Copy out every line exactly, passing over the pictures.

- Material provided
+--
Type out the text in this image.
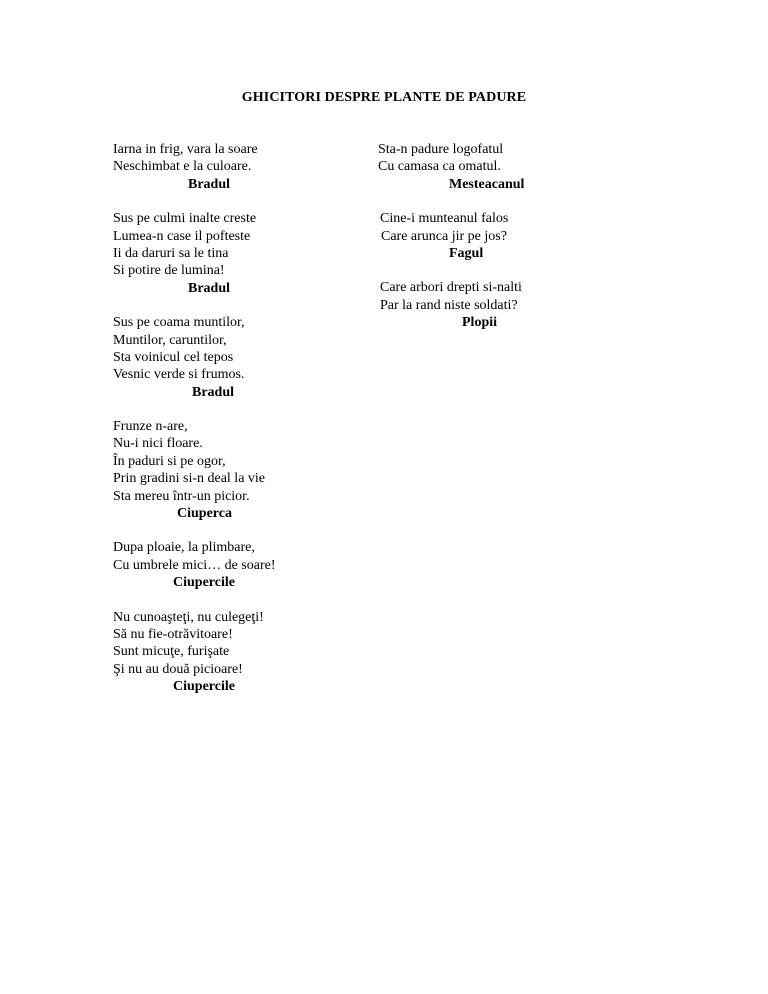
GHICITORI DESPRE PLANTE DE PADURE
Iarna in frig, vara la soare
Neschimbat e la culoare.
Bradul
Sus pe culmi inalte creste
Lumea-n case il pofteste
Ii da daruri sa le tina
Si potire de lumina!
Bradul
Sus pe coama muntilor,
Muntilor, caruntilor,
Sta voinicul cel tepos
Vesnic verde si frumos.
Bradul
Frunze n-are,
Nu-i nici floare.
În paduri si pe ogor,
Prin gradini si-n deal la vie
Sta mereu într-un picior.
Ciuperca
Dupa ploaie, la plimbare,
Cu umbrele mici… de soare!
Ciupercile
Nu cunoaşteţi, nu culegeţi!
Să nu fie-otrăvitoare!
Sunt micuţe, furişate
Şi nu au două picioare!
Ciupercile
Sta-n padure logofatul
Cu camasa ca omatul.
Mesteacanul
Cine-i munteanul falos
Care arunca jir pe jos?
Fagul
Care arbori drepti si-nalti
Par la rand niste soldati?
Plopii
+--
- Written reply
Type out the text in this image.
GHICITORI DESPRE PLANTE DE PADURE
Iarna in frig, vara la soare
Neschimbat e la culoare.
Bradul
Sus pe culmi inalte creste
Lumea-n case il pofteste
Ii da daruri sa le tina
Si potire de lumina!
Bradul
Sus pe coama muntilor,
Muntilor, caruntilor,
Sta voinicul cel tepos
Vesnic verde si frumos.
Bradul
Frunze n-are,
Nu-i nici floare.
În paduri si pe ogor,
Prin gradini si-n deal la vie
Sta mereu într-un picior.
Ciuperca
Dupa ploaie, la plimbare,
Cu umbrele mici… de soare!
Ciupercile
Nu cunoaşteţi, nu culegeţi!
Să nu fie-otrăvitoare!
Sunt micuţe, furişate
Şi nu au două picioare!
Ciupercile
Sta-n padure logofatul
Cu camasa ca omatul.
Mesteacanul
Cine-i munteanul falos
Care arunca jir pe jos?
Fagul
Care arbori drepti si-nalti
Par la rand niste soldati?
Plopii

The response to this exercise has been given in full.